WORKING DATA:
## begin

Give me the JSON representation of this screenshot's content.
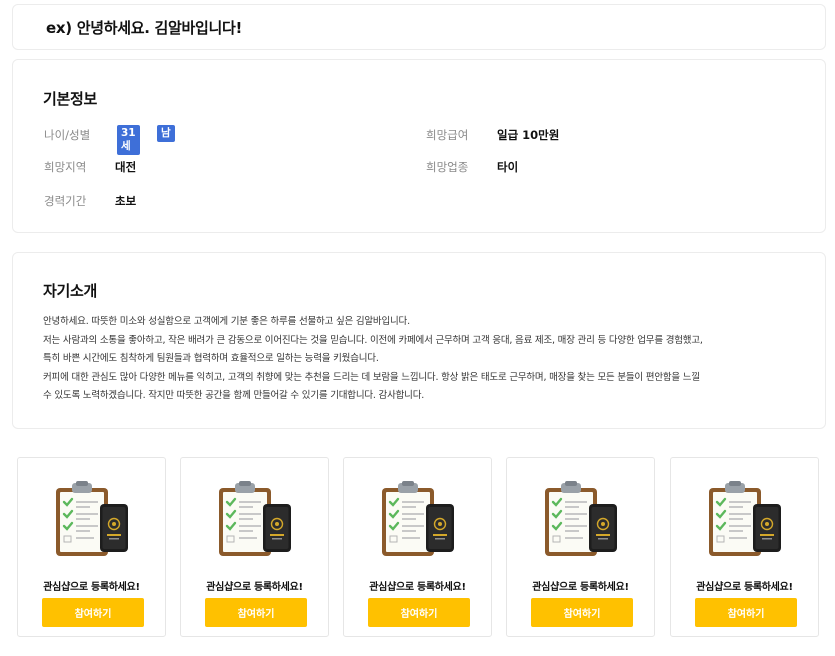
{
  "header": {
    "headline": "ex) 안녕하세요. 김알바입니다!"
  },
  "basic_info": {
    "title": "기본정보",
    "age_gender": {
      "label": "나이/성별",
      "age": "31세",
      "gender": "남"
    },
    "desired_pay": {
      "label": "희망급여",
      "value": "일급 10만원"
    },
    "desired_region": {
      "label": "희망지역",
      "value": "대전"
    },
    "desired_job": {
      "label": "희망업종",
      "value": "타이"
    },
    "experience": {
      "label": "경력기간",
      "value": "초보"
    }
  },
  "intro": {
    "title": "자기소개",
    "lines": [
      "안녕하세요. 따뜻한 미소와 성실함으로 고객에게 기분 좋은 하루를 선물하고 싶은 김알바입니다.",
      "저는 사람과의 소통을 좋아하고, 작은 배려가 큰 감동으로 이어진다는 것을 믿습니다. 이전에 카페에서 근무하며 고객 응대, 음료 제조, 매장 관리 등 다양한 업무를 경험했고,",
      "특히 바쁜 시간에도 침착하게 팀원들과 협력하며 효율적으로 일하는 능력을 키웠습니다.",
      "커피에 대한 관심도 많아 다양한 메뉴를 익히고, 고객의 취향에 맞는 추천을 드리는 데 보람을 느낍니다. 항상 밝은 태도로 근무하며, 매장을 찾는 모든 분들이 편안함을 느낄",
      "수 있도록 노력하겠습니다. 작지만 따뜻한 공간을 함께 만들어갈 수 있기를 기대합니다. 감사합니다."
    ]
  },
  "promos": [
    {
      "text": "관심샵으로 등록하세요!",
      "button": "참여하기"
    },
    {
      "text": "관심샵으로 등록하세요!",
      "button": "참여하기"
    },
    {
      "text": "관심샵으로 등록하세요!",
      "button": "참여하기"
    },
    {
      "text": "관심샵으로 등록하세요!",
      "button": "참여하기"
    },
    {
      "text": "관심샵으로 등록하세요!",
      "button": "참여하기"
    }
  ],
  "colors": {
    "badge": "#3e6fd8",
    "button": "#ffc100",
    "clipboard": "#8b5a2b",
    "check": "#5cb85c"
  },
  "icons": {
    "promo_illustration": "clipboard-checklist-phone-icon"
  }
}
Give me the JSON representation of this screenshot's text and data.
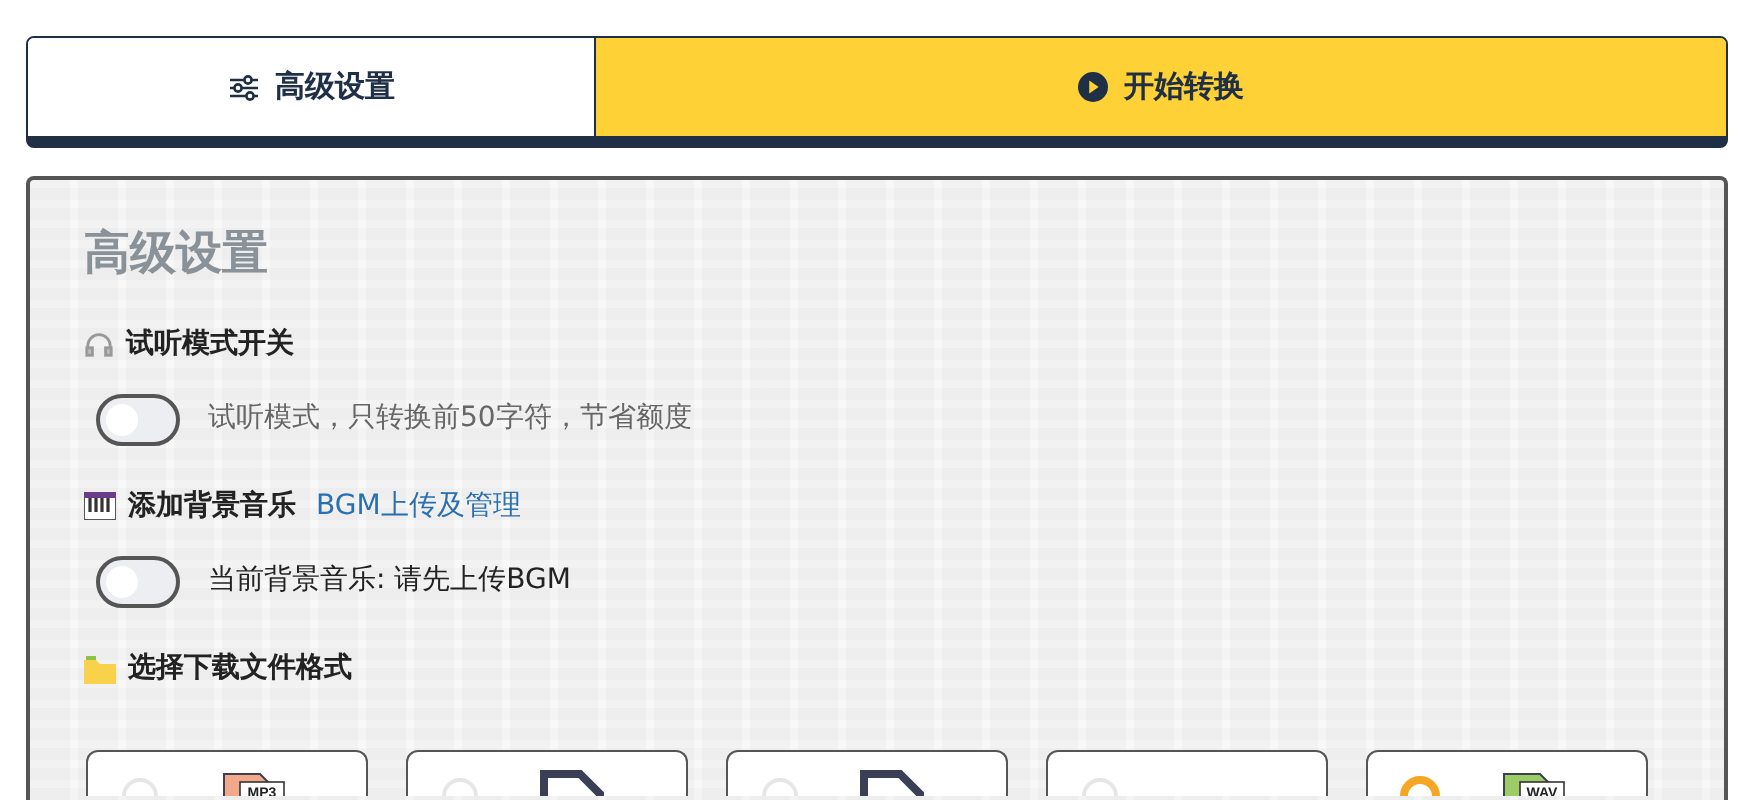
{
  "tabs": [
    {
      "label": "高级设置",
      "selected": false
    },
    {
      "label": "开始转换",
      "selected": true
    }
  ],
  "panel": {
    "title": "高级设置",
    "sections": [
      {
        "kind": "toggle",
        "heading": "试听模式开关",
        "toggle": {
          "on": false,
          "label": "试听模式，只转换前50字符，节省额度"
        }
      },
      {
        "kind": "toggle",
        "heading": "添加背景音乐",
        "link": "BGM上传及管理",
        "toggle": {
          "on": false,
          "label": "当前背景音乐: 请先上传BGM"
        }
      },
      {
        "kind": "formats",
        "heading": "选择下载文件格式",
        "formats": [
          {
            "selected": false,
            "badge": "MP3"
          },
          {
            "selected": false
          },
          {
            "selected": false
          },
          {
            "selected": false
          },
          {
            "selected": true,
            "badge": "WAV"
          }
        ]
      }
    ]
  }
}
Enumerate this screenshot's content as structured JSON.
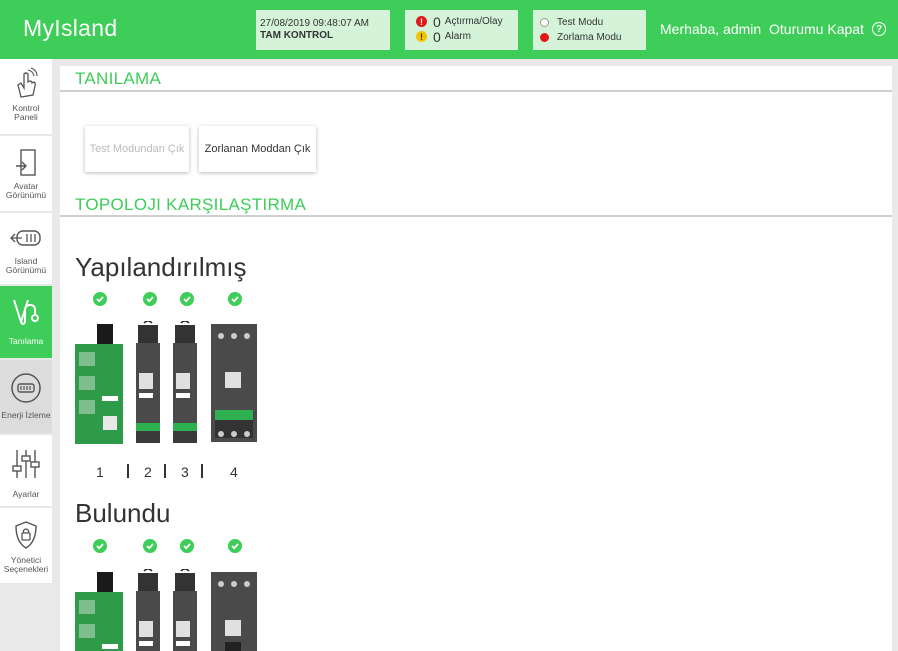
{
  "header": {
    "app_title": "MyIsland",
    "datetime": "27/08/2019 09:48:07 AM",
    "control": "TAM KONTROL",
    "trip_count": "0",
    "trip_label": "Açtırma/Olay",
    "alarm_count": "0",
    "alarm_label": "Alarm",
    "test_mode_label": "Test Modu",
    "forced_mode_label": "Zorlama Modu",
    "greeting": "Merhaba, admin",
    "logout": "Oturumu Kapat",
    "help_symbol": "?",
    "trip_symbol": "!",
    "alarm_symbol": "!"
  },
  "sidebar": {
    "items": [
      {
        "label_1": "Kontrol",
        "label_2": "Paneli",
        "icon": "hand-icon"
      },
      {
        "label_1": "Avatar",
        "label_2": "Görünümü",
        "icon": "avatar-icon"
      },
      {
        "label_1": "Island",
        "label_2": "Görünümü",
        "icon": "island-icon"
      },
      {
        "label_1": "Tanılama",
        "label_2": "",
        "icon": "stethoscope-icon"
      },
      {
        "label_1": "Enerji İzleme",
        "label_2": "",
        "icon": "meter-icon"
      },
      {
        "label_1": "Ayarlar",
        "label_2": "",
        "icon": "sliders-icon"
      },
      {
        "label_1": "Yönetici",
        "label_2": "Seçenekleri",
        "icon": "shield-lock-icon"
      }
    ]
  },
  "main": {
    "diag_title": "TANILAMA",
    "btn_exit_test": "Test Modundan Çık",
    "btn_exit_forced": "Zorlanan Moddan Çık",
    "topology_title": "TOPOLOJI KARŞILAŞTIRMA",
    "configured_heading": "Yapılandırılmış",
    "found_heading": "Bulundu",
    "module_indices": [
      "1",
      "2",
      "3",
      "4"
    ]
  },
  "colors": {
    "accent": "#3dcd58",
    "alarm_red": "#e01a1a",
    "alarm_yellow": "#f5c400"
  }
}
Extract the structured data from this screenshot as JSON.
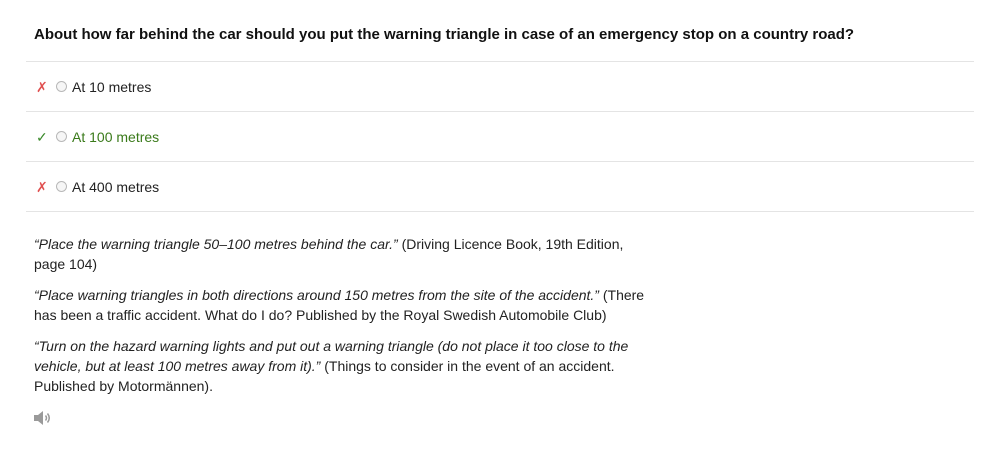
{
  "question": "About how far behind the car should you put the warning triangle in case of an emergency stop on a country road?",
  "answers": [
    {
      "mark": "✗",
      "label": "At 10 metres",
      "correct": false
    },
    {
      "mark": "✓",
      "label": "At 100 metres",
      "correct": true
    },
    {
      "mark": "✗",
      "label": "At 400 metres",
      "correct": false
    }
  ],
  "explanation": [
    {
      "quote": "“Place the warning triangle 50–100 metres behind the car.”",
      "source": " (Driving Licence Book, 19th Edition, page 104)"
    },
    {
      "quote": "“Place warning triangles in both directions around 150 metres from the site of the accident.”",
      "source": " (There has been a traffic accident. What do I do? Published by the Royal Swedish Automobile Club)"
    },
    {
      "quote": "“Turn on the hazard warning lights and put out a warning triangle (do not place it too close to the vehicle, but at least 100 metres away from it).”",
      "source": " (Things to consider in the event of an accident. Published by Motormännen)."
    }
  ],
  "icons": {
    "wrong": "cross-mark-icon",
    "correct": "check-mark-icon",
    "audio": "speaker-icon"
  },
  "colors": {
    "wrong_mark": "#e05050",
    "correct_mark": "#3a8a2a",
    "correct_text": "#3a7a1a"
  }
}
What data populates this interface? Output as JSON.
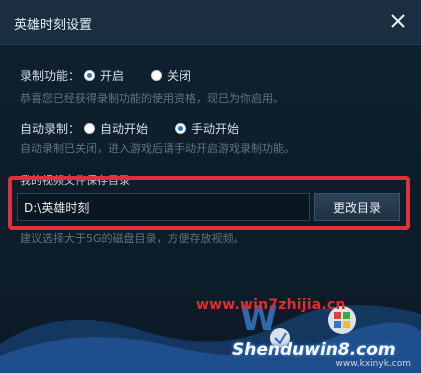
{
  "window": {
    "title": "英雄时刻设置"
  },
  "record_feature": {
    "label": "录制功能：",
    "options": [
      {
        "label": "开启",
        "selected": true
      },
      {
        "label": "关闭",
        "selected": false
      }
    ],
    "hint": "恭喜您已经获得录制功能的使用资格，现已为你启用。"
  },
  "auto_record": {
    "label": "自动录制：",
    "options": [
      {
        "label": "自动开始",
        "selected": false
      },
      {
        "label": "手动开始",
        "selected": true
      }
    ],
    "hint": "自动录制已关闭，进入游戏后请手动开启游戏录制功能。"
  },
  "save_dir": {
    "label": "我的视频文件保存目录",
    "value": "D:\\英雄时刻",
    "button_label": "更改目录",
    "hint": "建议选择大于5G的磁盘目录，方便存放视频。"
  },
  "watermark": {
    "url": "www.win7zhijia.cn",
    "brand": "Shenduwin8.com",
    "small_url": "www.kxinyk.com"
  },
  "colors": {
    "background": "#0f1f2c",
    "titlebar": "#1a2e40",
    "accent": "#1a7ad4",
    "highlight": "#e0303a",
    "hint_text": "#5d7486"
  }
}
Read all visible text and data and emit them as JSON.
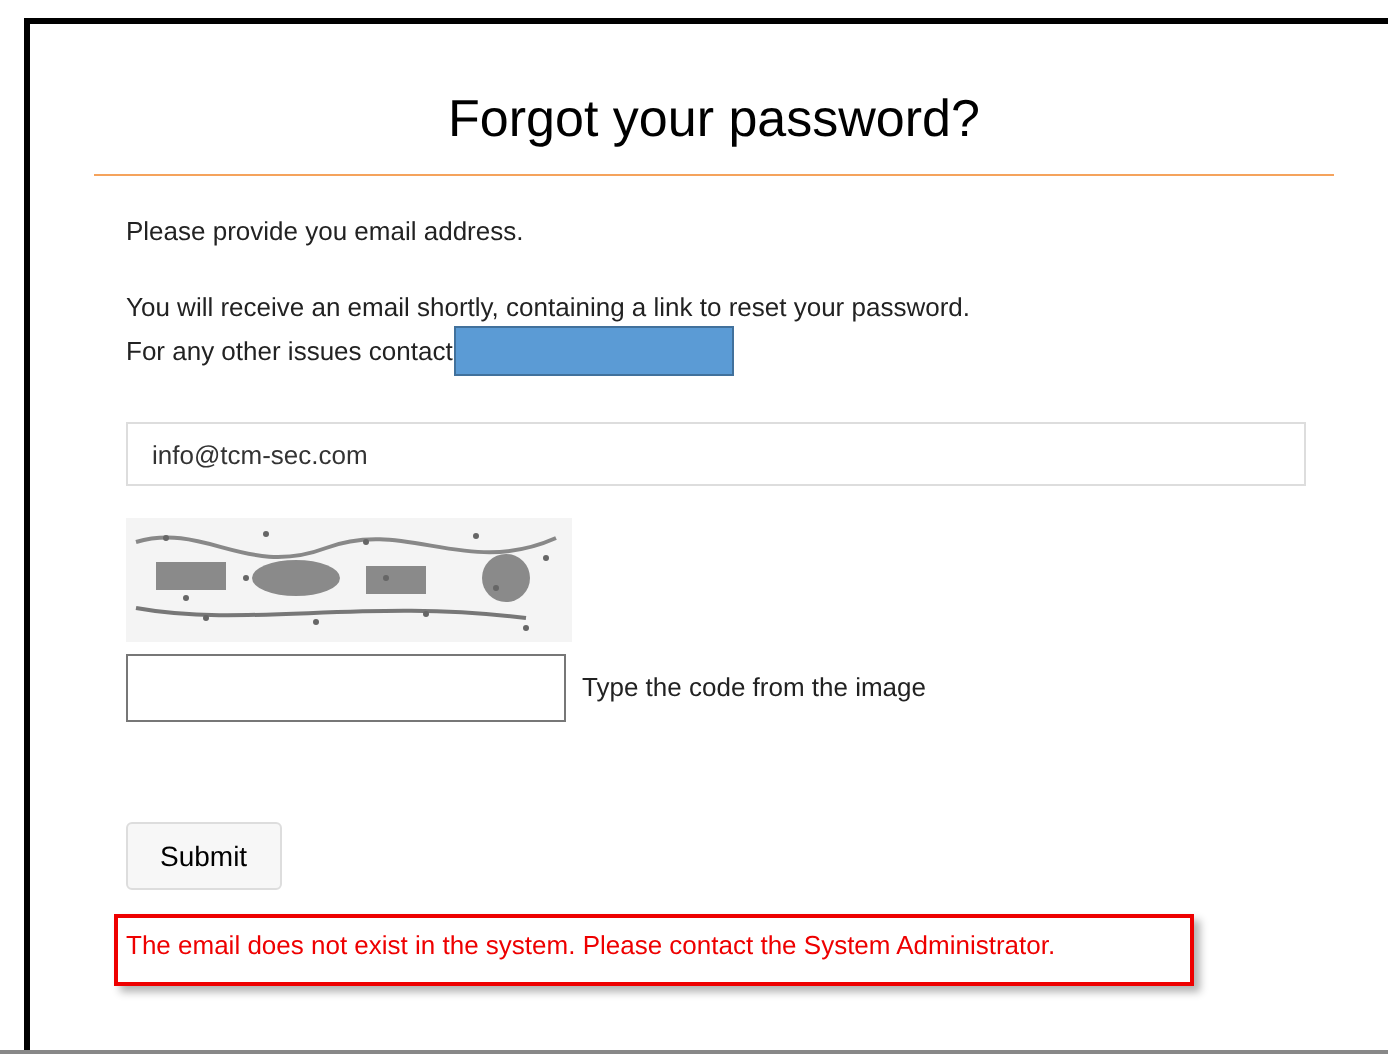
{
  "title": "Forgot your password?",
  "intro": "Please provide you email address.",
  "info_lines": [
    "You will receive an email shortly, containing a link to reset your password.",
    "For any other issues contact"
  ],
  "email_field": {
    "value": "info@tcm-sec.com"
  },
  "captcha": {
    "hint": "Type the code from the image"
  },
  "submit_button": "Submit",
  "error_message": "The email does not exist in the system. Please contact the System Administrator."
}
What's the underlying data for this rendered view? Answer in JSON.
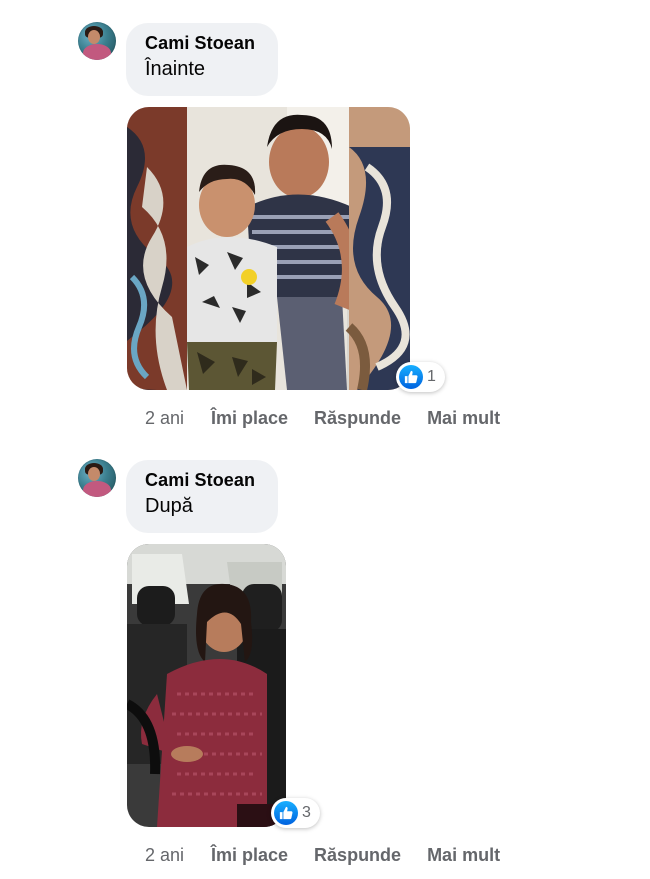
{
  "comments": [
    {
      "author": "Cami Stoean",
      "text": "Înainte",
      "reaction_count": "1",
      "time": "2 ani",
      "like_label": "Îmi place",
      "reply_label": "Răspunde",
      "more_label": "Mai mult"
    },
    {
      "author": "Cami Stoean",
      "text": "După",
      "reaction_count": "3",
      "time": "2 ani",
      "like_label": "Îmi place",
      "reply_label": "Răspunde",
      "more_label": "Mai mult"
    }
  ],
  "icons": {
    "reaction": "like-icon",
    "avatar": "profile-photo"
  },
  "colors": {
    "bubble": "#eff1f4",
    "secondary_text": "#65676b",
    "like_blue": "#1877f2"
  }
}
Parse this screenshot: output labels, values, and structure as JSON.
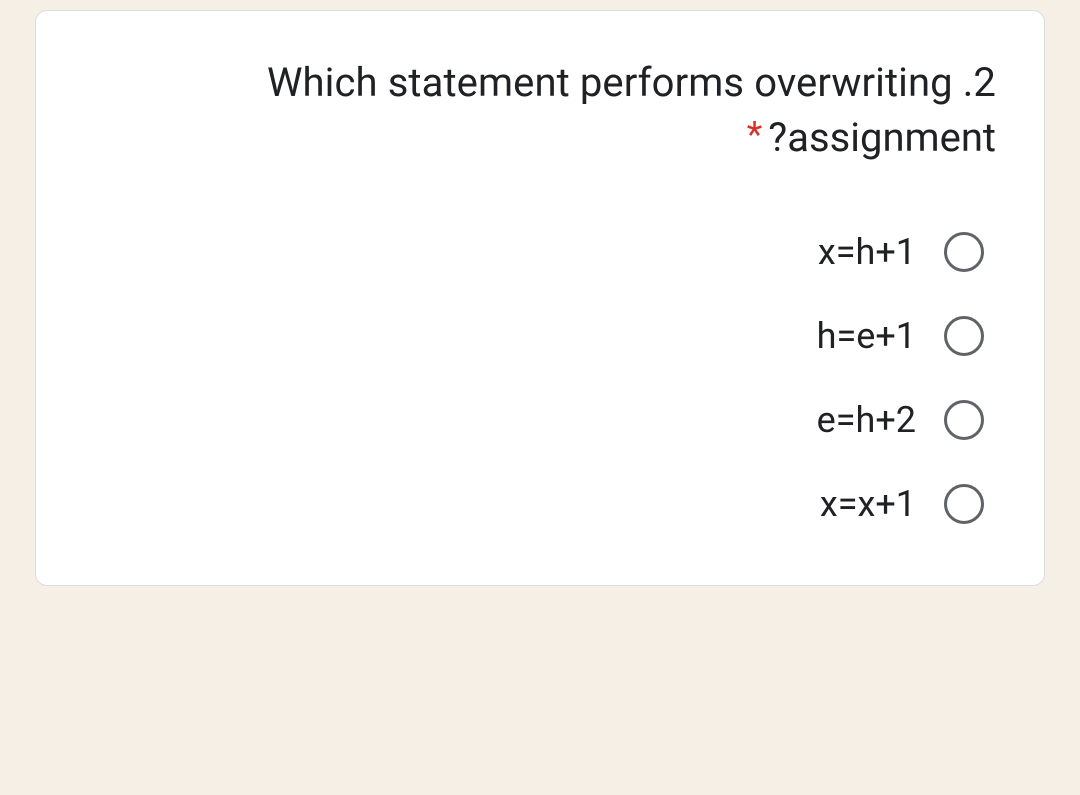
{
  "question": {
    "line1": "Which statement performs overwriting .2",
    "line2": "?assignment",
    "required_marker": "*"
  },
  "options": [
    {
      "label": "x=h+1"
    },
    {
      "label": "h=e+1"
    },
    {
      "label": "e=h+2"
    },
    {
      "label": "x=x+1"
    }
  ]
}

## end

TASK DESCRIPTION: Take the line containing "Parse this screenshot: output" and every line after it up to the end of the data, and write them out exactly, without the pictures.

OUTPUT FOR THIS TASK:
Parse this screenshot: output labels, values, and structure as JSON.
{
  "question": {
    "line1": "Which statement performs overwriting .2",
    "line2": "?assignment",
    "required_marker": "*"
  },
  "options": [
    {
      "label": "x=h+1"
    },
    {
      "label": "h=e+1"
    },
    {
      "label": "e=h+2"
    },
    {
      "label": "x=x+1"
    }
  ]
}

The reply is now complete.